Directions
Set down the material below word for word, excluding the pictures.

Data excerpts

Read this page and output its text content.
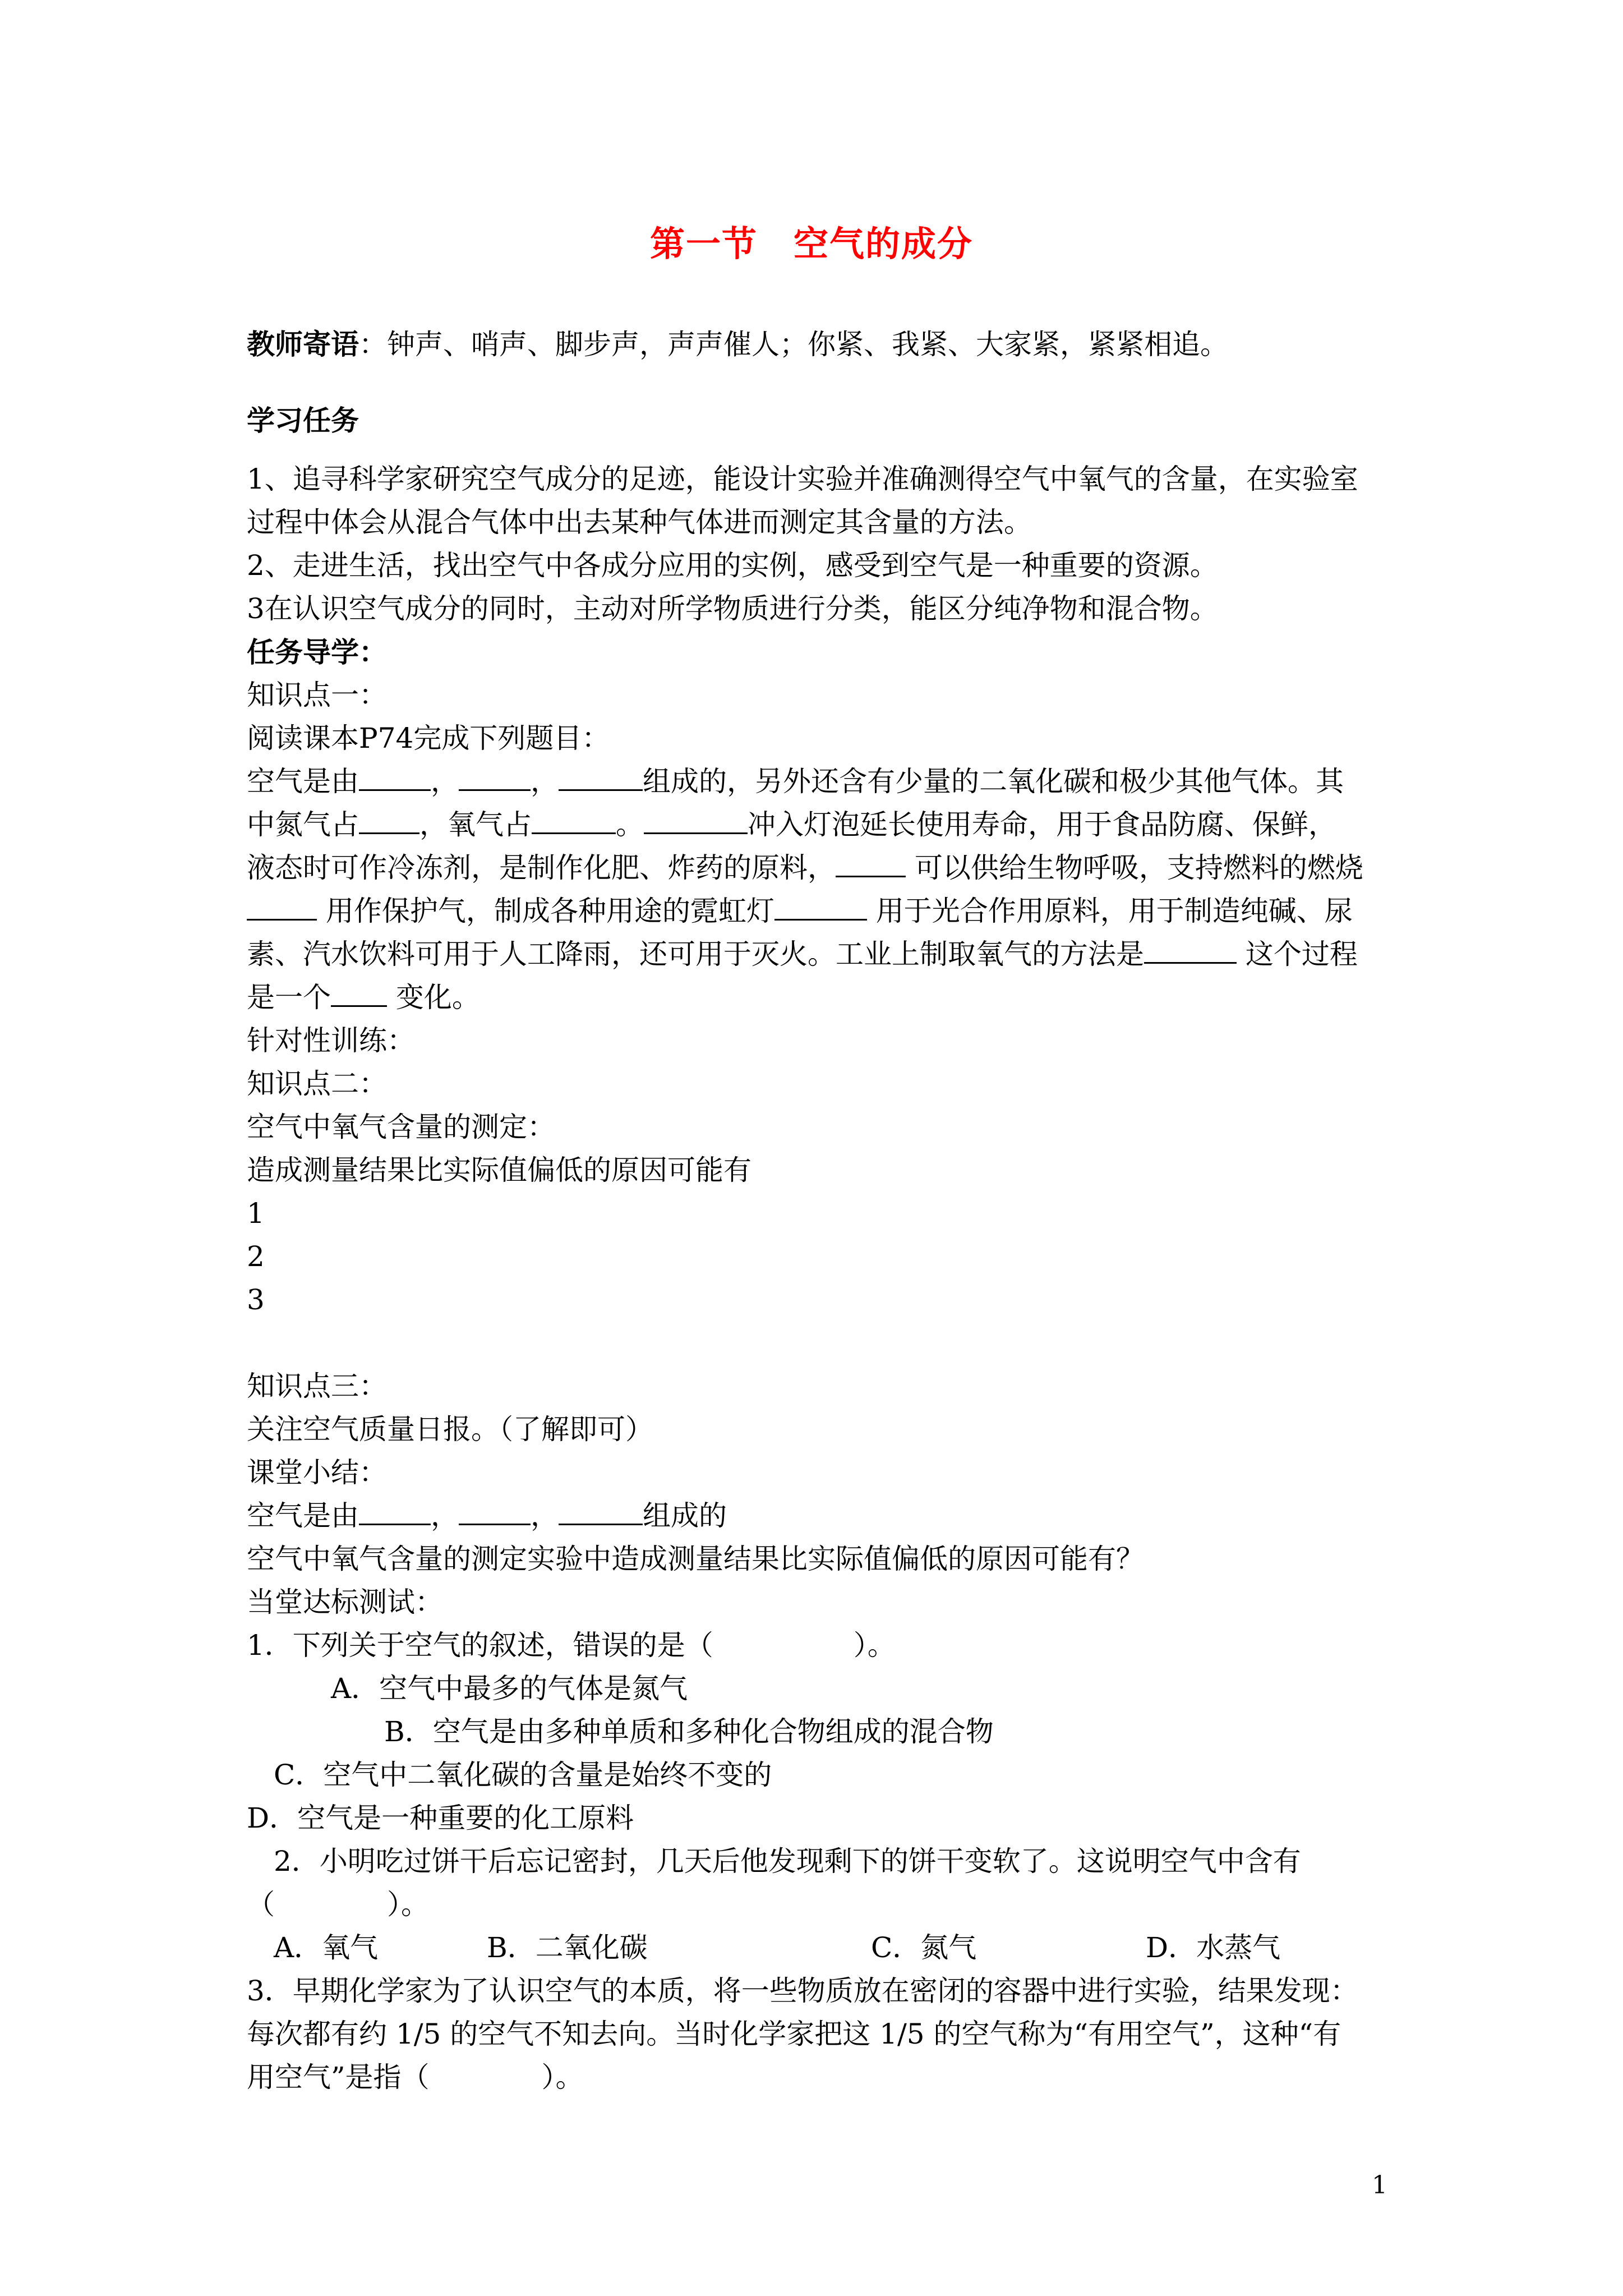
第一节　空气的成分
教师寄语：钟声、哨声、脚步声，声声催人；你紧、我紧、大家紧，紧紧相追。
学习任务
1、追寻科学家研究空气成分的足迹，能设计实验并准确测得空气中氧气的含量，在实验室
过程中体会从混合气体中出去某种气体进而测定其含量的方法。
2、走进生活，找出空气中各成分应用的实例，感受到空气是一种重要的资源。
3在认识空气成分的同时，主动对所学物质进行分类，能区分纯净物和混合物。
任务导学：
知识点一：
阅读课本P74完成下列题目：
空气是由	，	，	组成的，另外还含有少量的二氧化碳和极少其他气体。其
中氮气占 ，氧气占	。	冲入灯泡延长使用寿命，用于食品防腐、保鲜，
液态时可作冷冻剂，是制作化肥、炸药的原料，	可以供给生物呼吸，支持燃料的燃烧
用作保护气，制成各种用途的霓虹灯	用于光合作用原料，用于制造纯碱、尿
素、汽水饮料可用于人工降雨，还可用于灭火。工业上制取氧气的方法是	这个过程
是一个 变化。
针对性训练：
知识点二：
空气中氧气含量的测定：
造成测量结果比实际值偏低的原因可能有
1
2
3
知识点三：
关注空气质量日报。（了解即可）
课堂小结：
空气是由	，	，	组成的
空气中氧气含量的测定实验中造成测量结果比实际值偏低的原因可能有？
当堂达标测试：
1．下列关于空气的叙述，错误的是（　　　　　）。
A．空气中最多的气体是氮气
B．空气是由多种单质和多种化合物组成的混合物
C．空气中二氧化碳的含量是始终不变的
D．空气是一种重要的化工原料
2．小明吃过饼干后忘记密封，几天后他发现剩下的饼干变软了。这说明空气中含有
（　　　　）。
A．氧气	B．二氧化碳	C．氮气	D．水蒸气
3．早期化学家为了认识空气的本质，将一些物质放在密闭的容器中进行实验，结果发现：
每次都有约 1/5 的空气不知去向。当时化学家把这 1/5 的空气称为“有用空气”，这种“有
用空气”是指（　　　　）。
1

Task solution
Read this page and output its text content.
第一节　空气的成分
教师寄语：钟声、哨声、脚步声，声声催人；你紧、我紧、大家紧，紧紧相追。
学习任务
1、追寻科学家研究空气成分的足迹，能设计实验并准确测得空气中氧气的含量，在实验室
过程中体会从混合气体中出去某种气体进而测定其含量的方法。
2、走进生活，找出空气中各成分应用的实例，感受到空气是一种重要的资源。
3在认识空气成分的同时，主动对所学物质进行分类，能区分纯净物和混合物。
任务导学：
知识点一：
阅读课本P74完成下列题目：
空气是由	，	，	组成的，另外还含有少量的二氧化碳和极少其他气体。其
中氮气占 ，氧气占	。	冲入灯泡延长使用寿命，用于食品防腐、保鲜，
液态时可作冷冻剂，是制作化肥、炸药的原料，	可以供给生物呼吸，支持燃料的燃烧
用作保护气，制成各种用途的霓虹灯	用于光合作用原料，用于制造纯碱、尿
素、汽水饮料可用于人工降雨，还可用于灭火。工业上制取氧气的方法是	这个过程
是一个 变化。
针对性训练：
知识点二：
空气中氧气含量的测定：
造成测量结果比实际值偏低的原因可能有
1
2
3
知识点三：
关注空气质量日报。（了解即可）
课堂小结：
空气是由	，	，	组成的
空气中氧气含量的测定实验中造成测量结果比实际值偏低的原因可能有？
当堂达标测试：
1．下列关于空气的叙述，错误的是（　　　　　）。
A．空气中最多的气体是氮气
B．空气是由多种单质和多种化合物组成的混合物
C．空气中二氧化碳的含量是始终不变的
D．空气是一种重要的化工原料
2．小明吃过饼干后忘记密封，几天后他发现剩下的饼干变软了。这说明空气中含有
（　　　　）。
A．氧气	B．二氧化碳	C．氮气	D．水蒸气
3．早期化学家为了认识空气的本质，将一些物质放在密闭的容器中进行实验，结果发现：
每次都有约 1/5 的空气不知去向。当时化学家把这 1/5 的空气称为“有用空气”，这种“有
用空气”是指（　　　　）。
1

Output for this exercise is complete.